TASK GOAL: Only a number is wanted here: the number of lines of the data that include "hide".

——————————

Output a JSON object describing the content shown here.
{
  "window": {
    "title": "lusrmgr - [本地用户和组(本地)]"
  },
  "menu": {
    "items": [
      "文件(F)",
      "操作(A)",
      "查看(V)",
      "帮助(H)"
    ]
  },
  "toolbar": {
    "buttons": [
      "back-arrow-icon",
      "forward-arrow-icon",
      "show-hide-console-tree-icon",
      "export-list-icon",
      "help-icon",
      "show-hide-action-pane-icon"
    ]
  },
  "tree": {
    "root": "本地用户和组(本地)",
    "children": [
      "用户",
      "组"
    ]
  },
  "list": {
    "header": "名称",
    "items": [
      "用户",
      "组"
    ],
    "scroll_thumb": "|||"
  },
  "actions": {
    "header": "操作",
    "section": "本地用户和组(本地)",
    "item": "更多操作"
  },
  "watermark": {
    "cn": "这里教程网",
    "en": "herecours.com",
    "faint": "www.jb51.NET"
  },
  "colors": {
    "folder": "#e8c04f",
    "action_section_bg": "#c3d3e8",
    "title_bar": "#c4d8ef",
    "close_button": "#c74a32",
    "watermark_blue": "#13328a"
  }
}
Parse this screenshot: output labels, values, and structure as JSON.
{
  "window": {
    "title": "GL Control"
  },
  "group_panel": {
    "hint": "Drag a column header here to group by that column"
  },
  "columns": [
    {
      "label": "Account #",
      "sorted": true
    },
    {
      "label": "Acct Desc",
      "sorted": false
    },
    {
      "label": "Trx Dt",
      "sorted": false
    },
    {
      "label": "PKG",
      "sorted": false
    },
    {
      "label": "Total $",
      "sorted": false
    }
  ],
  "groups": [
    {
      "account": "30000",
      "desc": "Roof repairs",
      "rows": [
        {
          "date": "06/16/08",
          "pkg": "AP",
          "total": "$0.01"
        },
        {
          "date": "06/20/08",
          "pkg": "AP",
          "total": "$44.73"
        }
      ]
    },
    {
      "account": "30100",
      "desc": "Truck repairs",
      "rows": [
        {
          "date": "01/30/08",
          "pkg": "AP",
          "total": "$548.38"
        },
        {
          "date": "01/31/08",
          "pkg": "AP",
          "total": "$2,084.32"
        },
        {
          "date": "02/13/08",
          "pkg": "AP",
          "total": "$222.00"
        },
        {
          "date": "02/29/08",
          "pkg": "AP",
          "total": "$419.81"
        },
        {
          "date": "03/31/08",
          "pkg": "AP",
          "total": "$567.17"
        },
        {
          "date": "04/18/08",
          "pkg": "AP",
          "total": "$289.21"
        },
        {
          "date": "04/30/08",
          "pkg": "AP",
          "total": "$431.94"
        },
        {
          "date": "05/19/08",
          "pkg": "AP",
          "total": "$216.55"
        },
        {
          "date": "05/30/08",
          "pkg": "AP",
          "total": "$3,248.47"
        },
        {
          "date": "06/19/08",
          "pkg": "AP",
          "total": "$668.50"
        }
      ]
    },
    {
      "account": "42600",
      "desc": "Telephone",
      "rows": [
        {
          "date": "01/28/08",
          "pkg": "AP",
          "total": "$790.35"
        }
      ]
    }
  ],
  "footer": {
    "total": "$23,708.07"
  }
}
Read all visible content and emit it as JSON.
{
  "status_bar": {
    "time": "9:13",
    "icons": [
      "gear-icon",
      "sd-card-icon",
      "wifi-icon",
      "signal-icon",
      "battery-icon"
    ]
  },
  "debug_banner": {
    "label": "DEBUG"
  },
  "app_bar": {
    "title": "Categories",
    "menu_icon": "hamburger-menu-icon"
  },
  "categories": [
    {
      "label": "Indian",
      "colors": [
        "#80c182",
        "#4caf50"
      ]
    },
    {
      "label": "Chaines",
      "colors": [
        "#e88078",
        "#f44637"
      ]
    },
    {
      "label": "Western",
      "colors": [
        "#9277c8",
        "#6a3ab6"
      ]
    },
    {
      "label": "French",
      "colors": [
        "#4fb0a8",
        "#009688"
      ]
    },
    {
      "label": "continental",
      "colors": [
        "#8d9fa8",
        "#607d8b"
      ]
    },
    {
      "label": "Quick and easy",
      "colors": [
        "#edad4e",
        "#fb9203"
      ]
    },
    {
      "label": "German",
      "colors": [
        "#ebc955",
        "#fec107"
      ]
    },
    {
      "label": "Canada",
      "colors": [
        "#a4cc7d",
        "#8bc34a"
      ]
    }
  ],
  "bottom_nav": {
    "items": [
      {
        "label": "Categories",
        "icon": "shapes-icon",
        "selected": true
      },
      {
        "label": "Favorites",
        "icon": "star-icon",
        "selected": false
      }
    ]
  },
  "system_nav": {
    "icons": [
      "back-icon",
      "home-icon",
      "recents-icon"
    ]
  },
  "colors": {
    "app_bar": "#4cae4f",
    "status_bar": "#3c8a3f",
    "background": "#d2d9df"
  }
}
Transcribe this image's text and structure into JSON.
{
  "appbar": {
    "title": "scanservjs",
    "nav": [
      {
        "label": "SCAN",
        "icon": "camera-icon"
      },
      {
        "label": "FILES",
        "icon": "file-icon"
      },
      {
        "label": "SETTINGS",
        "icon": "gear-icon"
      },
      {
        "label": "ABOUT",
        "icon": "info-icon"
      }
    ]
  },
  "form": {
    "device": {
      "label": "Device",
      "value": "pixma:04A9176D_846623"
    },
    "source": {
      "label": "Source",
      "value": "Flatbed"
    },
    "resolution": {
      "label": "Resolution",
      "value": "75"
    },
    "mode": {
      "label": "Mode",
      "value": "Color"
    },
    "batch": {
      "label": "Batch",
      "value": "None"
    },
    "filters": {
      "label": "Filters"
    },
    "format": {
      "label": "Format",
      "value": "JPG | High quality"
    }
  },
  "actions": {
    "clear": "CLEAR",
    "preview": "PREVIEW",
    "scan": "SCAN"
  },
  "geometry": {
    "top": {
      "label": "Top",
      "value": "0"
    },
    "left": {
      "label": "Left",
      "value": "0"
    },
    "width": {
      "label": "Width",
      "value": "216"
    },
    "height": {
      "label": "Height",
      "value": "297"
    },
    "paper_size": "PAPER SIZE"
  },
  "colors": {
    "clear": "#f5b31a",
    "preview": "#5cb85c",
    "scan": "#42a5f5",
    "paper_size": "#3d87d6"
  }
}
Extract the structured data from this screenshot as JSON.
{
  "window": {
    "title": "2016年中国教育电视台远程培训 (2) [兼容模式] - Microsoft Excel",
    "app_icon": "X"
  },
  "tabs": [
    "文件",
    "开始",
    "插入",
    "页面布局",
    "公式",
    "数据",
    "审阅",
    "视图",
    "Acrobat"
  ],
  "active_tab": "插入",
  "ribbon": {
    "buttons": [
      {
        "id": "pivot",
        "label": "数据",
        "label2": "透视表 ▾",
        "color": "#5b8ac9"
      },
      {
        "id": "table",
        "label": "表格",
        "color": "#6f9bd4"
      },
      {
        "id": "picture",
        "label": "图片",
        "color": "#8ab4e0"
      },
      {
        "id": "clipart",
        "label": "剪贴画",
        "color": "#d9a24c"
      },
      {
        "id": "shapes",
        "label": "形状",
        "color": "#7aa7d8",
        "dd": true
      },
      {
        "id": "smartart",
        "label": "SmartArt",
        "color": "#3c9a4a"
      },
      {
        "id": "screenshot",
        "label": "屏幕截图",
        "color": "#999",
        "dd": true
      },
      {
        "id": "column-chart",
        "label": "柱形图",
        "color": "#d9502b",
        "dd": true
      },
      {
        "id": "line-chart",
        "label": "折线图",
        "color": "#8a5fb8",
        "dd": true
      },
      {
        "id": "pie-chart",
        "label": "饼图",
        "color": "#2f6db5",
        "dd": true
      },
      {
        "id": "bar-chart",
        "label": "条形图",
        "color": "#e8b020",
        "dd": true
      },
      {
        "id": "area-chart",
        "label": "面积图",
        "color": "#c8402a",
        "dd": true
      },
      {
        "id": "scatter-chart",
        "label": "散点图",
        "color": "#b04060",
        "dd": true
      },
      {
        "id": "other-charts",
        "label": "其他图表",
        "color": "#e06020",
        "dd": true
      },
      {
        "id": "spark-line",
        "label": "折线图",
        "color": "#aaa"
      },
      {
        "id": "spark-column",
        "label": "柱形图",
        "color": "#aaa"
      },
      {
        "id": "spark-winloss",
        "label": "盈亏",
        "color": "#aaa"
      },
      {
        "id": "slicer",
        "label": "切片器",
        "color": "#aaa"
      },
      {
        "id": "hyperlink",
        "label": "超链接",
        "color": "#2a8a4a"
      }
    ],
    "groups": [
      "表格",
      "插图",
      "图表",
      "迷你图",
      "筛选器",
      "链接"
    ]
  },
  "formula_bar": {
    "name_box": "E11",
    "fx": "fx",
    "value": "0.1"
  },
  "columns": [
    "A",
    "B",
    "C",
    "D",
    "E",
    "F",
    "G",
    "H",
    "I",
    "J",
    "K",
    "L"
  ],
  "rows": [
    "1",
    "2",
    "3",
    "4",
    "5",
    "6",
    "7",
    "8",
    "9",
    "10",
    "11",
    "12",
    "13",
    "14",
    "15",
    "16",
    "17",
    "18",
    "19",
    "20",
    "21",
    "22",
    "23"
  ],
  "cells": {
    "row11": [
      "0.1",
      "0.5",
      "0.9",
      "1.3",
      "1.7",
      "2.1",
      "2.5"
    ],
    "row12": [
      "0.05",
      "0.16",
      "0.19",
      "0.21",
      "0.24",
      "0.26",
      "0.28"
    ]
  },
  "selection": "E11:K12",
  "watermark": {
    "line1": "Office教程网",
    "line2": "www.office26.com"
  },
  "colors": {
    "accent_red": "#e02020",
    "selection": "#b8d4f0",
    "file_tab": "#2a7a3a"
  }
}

——————————

TASK OUTPUT: 2